• _TEXT EXCERPT_
------------------------------------------------------------------------

The Amazon Fertilisation Experiment (AFEX)

Terrestrial ecosystems currently absorb one quarter of the carbon dioxide that Humankind releases into the atmosphere, thus reducing the rate of climate change. In this context, Amazon rainforest is extremely important, absorbing more than half a billion tonnes of carbon per year. This represents more than the combined emissions from the USA and China. However, we have limited understanding of how the productivity of Amazon forests is controlled, and this reduces our ability to predict what will happen in the future as atmospheric CO2 concentrations continue to rise and the climate changes.

One of the main paradigms in ecology is that the productivity of tropical ecosystems, which occur on old, highly-weathered soils, is limited by the availability of phosphorus. This contrasts with more temperate ecosystems whose productivity has been shown to be limited by nitrogen availability. However, the phosphorus paradigm has not been tested in detail as there have been very few nutrient manipulation studies in tropical forests, and no large-scale study has been carried out in Amazon forest. This is a major issue because soil nutrient availability in most of Amazonia is substantially lower than in Panama, the location of the only ongoing fertilisation experiment in tropical lowland rainforest. Thus, the Panama findings may not be representative of large areas of Amazonia, and, therefore, our understanding of the role soil fertility plays in controlling tropical forest productivity is incomplete.

------------------------------------------------------------------------

• _DATA EXTRACT_
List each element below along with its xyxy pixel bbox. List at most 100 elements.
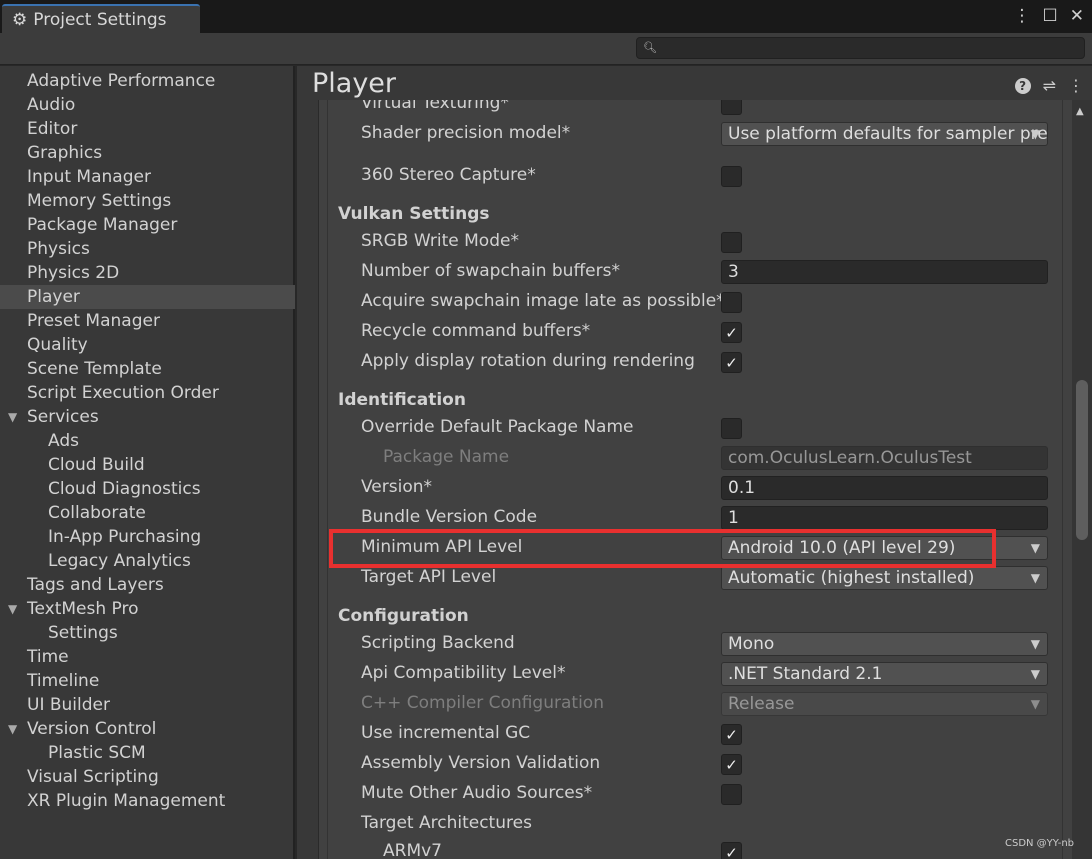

------------------------------------------------------------------------

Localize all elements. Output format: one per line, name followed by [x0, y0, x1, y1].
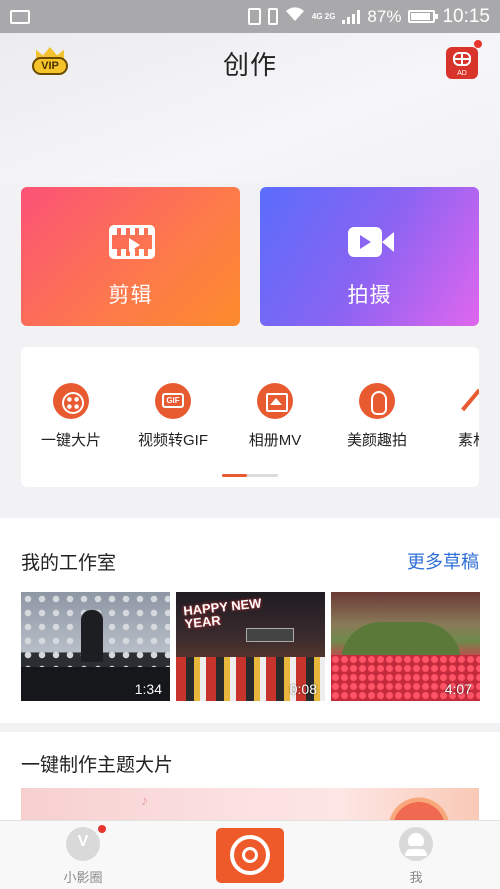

------------------------------------------------------------------------

• _OBJECTIVES_
(a) Condense the paragraph of the Amazon fertilisation text that begins "Terrestrial ecosystems currently absorb" into a short bulleted list that keeps its main facts.
(b) Write out the stretch of the Amazon fertilisation text from "Terrestrial ecosystems currently" through "the climate changes.", word for word.
Work only from the Amazon fertilisation text, not the records.

• _SOLUTIONS IN ORDER_
(a)
- Terrestrial ecosystems absorb one quarter of human carbon dioxide emissions, slowing climate change.
- The Amazon rainforest absorbs over half a billion tonnes of carbon per year, more than the combined emissions of the USA and China.
- Understanding of what controls Amazon forest productivity is limited.
- This limits our ability to predict future changes as atmospheric CO2 rises and the climate changes.

(b)
Terrestrial ecosystems currently absorb one quarter of the carbon dioxide that Humankind releases into the atmosphere, thus reducing the rate of climate change. In this context, Amazon rainforest is extremely important, absorbing more than half a billion tonnes of carbon per year. This represents more than the combined emissions from the USA and China. However, we have limited understanding of how the productivity of Amazon forests is controlled, and this reduces our ability to predict what will happen in the future as atmospheric CO2 concentrations continue to rise and the climate changes.